── Records to process ──

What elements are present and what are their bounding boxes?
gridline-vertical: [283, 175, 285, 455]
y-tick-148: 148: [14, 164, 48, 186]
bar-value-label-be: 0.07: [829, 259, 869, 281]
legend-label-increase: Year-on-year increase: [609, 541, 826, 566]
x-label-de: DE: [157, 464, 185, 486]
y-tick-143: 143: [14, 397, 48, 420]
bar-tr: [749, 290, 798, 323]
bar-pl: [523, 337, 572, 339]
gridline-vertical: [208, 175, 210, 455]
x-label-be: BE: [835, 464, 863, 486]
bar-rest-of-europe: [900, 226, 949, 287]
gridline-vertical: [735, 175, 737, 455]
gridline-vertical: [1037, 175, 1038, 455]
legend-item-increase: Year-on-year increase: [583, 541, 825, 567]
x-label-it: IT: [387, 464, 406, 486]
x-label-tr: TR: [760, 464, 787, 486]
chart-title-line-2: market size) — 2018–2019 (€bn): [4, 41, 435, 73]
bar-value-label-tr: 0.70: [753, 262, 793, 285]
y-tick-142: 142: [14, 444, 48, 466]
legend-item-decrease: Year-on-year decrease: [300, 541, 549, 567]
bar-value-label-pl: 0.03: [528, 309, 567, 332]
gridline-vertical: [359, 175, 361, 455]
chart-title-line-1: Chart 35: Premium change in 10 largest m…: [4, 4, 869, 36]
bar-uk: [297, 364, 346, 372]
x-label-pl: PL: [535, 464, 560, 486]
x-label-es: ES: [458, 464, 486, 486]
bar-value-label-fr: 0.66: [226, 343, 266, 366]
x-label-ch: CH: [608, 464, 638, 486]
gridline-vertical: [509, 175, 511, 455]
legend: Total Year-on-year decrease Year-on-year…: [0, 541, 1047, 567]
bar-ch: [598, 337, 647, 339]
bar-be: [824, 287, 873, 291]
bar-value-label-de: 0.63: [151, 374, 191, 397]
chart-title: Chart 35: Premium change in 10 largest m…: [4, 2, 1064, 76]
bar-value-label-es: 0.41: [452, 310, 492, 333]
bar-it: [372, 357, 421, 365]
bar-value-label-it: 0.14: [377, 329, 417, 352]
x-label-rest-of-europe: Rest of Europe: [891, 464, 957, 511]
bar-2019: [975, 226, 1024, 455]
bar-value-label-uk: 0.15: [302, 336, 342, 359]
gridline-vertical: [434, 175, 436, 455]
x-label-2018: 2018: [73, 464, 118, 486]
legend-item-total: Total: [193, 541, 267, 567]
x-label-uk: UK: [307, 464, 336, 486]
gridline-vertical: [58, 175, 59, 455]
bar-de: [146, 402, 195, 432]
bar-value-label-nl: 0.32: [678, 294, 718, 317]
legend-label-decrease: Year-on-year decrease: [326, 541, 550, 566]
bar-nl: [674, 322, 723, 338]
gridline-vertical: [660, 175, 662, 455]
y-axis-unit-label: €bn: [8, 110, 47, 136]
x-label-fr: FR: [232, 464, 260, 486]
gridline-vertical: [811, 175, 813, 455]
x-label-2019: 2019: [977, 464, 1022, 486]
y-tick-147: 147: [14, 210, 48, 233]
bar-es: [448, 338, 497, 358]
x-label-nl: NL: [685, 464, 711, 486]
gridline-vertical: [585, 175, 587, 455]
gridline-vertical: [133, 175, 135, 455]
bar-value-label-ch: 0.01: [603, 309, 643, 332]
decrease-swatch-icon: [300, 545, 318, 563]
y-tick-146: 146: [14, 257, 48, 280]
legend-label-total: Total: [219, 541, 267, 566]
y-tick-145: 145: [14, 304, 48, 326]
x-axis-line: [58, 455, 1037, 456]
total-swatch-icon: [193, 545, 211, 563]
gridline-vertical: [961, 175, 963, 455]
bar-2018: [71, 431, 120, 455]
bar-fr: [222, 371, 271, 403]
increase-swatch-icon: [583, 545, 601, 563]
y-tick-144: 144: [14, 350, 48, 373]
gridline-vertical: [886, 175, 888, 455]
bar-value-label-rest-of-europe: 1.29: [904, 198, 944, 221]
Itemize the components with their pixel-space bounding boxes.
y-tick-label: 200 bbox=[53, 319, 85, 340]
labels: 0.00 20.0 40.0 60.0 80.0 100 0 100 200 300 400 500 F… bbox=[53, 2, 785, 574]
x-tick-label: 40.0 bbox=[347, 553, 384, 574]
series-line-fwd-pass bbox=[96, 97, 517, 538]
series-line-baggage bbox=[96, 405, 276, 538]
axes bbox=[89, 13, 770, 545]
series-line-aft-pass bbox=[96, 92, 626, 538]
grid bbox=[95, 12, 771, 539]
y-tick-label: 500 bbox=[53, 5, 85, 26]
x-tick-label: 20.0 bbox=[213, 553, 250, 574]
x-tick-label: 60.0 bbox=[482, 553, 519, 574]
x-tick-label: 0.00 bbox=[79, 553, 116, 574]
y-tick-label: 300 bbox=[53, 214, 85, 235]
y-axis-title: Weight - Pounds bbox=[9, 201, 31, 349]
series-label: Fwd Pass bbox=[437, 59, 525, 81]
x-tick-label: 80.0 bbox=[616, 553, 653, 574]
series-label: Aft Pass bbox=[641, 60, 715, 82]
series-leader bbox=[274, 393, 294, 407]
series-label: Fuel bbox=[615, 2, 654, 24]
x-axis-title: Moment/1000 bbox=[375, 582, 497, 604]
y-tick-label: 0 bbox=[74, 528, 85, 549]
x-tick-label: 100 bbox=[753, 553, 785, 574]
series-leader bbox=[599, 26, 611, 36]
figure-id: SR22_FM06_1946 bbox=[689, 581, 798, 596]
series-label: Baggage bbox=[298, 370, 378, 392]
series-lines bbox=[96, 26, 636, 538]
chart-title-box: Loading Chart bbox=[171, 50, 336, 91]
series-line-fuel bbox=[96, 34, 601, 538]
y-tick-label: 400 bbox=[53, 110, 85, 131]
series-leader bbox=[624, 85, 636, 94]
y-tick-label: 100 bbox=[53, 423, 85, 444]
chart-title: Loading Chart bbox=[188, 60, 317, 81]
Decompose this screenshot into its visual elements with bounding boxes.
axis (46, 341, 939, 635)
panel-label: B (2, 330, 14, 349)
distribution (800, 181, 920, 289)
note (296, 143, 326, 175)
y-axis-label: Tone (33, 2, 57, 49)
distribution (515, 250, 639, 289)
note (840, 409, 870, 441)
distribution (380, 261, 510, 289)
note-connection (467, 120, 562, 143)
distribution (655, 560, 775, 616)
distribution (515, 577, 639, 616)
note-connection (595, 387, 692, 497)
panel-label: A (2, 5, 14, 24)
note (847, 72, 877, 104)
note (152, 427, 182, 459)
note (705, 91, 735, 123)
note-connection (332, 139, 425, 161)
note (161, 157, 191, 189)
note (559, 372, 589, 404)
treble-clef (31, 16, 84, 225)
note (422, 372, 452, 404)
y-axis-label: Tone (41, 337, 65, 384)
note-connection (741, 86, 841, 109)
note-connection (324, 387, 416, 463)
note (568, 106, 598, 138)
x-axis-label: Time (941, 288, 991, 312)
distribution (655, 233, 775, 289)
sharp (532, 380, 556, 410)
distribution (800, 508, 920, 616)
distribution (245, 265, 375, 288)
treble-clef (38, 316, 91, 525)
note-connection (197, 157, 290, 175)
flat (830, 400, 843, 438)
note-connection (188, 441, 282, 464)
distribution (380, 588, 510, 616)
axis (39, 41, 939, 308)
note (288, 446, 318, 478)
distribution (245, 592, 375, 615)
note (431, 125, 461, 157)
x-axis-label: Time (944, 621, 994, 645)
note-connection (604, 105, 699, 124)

───

What is expected: Rewrite the material above, replacing every instance of "gridline-vertical" with "vertical-gridline" and leaving everything else the same.

Response to the exercise:
What elements are present and what are their bounding boxes?
vertical-gridline: [283, 175, 285, 455]
y-tick-148: 148: [14, 164, 48, 186]
bar-value-label-be: 0.07: [829, 259, 869, 281]
legend-label-increase: Year-on-year increase: [609, 541, 826, 566]
x-label-de: DE: [157, 464, 185, 486]
y-tick-143: 143: [14, 397, 48, 420]
bar-tr: [749, 290, 798, 323]
bar-pl: [523, 337, 572, 339]
vertical-gridline: [208, 175, 210, 455]
x-label-be: BE: [835, 464, 863, 486]
bar-rest-of-europe: [900, 226, 949, 287]
vertical-gridline: [735, 175, 737, 455]
vertical-gridline: [1037, 175, 1038, 455]
legend-item-increase: Year-on-year increase: [583, 541, 825, 567]
x-label-it: IT: [387, 464, 406, 486]
x-label-tr: TR: [760, 464, 787, 486]
chart-title-line-2: market size) — 2018–2019 (€bn): [4, 41, 435, 73]
bar-value-label-tr: 0.70: [753, 262, 793, 285]
y-tick-142: 142: [14, 444, 48, 466]
legend-item-decrease: Year-on-year decrease: [300, 541, 549, 567]
bar-value-label-pl: 0.03: [528, 309, 567, 332]
vertical-gridline: [359, 175, 361, 455]
chart-title-line-1: Chart 35: Premium change in 10 largest m…: [4, 4, 869, 36]
bar-uk: [297, 364, 346, 372]
x-label-pl: PL: [535, 464, 560, 486]
x-label-es: ES: [458, 464, 486, 486]
bar-value-label-fr: 0.66: [226, 343, 266, 366]
x-label-ch: CH: [608, 464, 638, 486]
vertical-gridline: [509, 175, 511, 455]
legend: Total Year-on-year decrease Year-on-year…: [0, 541, 1047, 567]
bar-ch: [598, 337, 647, 339]
bar-be: [824, 287, 873, 291]
bar-value-label-de: 0.63: [151, 374, 191, 397]
chart-title: Chart 35: Premium change in 10 largest m…: [4, 2, 1064, 76]
bar-value-label-es: 0.41: [452, 310, 492, 333]
bar-it: [372, 357, 421, 365]
bar-value-label-it: 0.14: [377, 329, 417, 352]
x-label-rest-of-europe: Rest of Europe: [891, 464, 957, 511]
bar-2019: [975, 226, 1024, 455]
bar-value-label-uk: 0.15: [302, 336, 342, 359]
vertical-gridline: [434, 175, 436, 455]
x-label-2018: 2018: [73, 464, 118, 486]
legend-item-total: Total: [193, 541, 267, 567]
x-label-uk: UK: [307, 464, 336, 486]
vertical-gridline: [58, 175, 59, 455]
bar-de: [146, 402, 195, 432]
bar-value-label-nl: 0.32: [678, 294, 718, 317]
legend-label-decrease: Year-on-year decrease: [326, 541, 550, 566]
bar-nl: [674, 322, 723, 338]
vertical-gridline: [660, 175, 662, 455]
y-axis-unit-label: €bn: [8, 110, 47, 136]
x-label-fr: FR: [232, 464, 260, 486]
vertical-gridline: [811, 175, 813, 455]
x-label-2019: 2019: [977, 464, 1022, 486]
y-tick-147: 147: [14, 210, 48, 233]
bar-es: [448, 338, 497, 358]
x-label-nl: NL: [685, 464, 711, 486]
vertical-gridline: [585, 175, 587, 455]
vertical-gridline: [133, 175, 135, 455]
bar-value-label-ch: 0.01: [603, 309, 643, 332]
decrease-swatch-icon: [300, 545, 318, 563]
y-tick-146: 146: [14, 257, 48, 280]
legend-label-total: Total: [219, 541, 267, 566]
y-tick-145: 145: [14, 304, 48, 326]
x-axis-line: [58, 455, 1037, 456]
total-swatch-icon: [193, 545, 211, 563]
vertical-gridline: [961, 175, 963, 455]
bar-2018: [71, 431, 120, 455]
bar-fr: [222, 371, 271, 403]
increase-swatch-icon: [583, 545, 601, 563]
y-tick-144: 144: [14, 350, 48, 373]
vertical-gridline: [886, 175, 888, 455]
bar-value-label-rest-of-europe: 1.29: [904, 198, 944, 221]
Itemize the components with their pixel-space bounding boxes.
y-tick-label: 200 bbox=[53, 319, 85, 340]
labels: 0.00 20.0 40.0 60.0 80.0 100 0 100 200 300 400 500 F… bbox=[53, 2, 785, 574]
x-tick-label: 40.0 bbox=[347, 553, 384, 574]
series-line-fwd-pass bbox=[96, 97, 517, 538]
series-line-baggage bbox=[96, 405, 276, 538]
axes bbox=[89, 13, 770, 545]
series-line-aft-pass bbox=[96, 92, 626, 538]
grid bbox=[95, 12, 771, 539]
y-tick-label: 500 bbox=[53, 5, 85, 26]
x-tick-label: 20.0 bbox=[213, 553, 250, 574]
x-tick-label: 60.0 bbox=[482, 553, 519, 574]
x-tick-label: 0.00 bbox=[79, 553, 116, 574]
y-tick-label: 300 bbox=[53, 214, 85, 235]
y-axis-title: Weight - Pounds bbox=[9, 201, 31, 349]
series-label: Fwd Pass bbox=[437, 59, 525, 81]
x-tick-label: 80.0 bbox=[616, 553, 653, 574]
series-label: Aft Pass bbox=[641, 60, 715, 82]
series-leader bbox=[274, 393, 294, 407]
series-label: Fuel bbox=[615, 2, 654, 24]
x-axis-title: Moment/1000 bbox=[375, 582, 497, 604]
y-tick-label: 0 bbox=[74, 528, 85, 549]
x-tick-label: 100 bbox=[753, 553, 785, 574]
series-leader bbox=[599, 26, 611, 36]
figure-id: SR22_FM06_1946 bbox=[689, 581, 798, 596]
series-label: Baggage bbox=[298, 370, 378, 392]
series-lines bbox=[96, 26, 636, 538]
chart-title-box: Loading Chart bbox=[171, 50, 336, 91]
series-line-fuel bbox=[96, 34, 601, 538]
y-tick-label: 400 bbox=[53, 110, 85, 131]
series-leader bbox=[624, 85, 636, 94]
y-tick-label: 100 bbox=[53, 423, 85, 444]
chart-title: Loading Chart bbox=[188, 60, 317, 81]
Decompose this screenshot into its visual elements with bounding boxes.
axis (46, 341, 939, 635)
panel-label: B (2, 330, 14, 349)
distribution (800, 181, 920, 289)
note (296, 143, 326, 175)
y-axis-label: Tone (33, 2, 57, 49)
distribution (515, 250, 639, 289)
note (840, 409, 870, 441)
distribution (380, 261, 510, 289)
note-connection (467, 120, 562, 143)
distribution (655, 560, 775, 616)
distribution (515, 577, 639, 616)
note-connection (595, 387, 692, 497)
panel-label: A (2, 5, 14, 24)
note (847, 72, 877, 104)
note (152, 427, 182, 459)
note (705, 91, 735, 123)
note-connection (332, 139, 425, 161)
note (161, 157, 191, 189)
note (559, 372, 589, 404)
treble-clef (31, 16, 84, 225)
note (422, 372, 452, 404)
y-axis-label: Tone (41, 337, 65, 384)
note-connection (741, 86, 841, 109)
note-connection (324, 387, 416, 463)
note (568, 106, 598, 138)
x-axis-label: Time (941, 288, 991, 312)
distribution (655, 233, 775, 289)
sharp (532, 380, 556, 410)
distribution (800, 508, 920, 616)
distribution (245, 265, 375, 288)
treble-clef (38, 316, 91, 525)
note-connection (197, 157, 290, 175)
flat (830, 400, 843, 438)
note-connection (188, 441, 282, 464)
distribution (380, 588, 510, 616)
axis (39, 41, 939, 308)
note (288, 446, 318, 478)
distribution (245, 592, 375, 615)
note (431, 125, 461, 157)
x-axis-label: Time (944, 621, 994, 645)
note-connection (604, 105, 699, 124)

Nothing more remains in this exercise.